[Collected data entries]
>>>>>

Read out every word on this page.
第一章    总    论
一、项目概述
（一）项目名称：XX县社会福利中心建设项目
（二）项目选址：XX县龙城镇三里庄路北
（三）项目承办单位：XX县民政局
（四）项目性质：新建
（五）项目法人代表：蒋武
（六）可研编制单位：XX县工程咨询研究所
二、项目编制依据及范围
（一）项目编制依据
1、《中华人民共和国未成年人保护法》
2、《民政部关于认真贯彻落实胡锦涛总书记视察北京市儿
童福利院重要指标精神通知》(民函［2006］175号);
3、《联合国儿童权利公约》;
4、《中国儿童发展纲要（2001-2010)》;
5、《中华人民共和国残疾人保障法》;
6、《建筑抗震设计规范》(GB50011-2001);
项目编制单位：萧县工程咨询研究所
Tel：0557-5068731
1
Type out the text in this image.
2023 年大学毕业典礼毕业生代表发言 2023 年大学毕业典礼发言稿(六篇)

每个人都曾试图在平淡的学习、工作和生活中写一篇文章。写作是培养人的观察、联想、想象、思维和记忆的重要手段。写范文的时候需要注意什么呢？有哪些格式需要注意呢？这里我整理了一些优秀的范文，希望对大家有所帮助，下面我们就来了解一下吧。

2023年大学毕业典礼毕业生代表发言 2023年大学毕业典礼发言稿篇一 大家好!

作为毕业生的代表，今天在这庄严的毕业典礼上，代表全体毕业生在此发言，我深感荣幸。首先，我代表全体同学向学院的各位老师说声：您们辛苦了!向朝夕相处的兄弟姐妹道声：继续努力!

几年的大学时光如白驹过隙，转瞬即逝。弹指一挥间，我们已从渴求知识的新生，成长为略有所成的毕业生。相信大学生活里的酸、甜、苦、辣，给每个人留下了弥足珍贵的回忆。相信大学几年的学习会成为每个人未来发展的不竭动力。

<<<<<

= Work instructions =
Write down only the number of lines that contain the string "this" in the listing.

= Result below =
2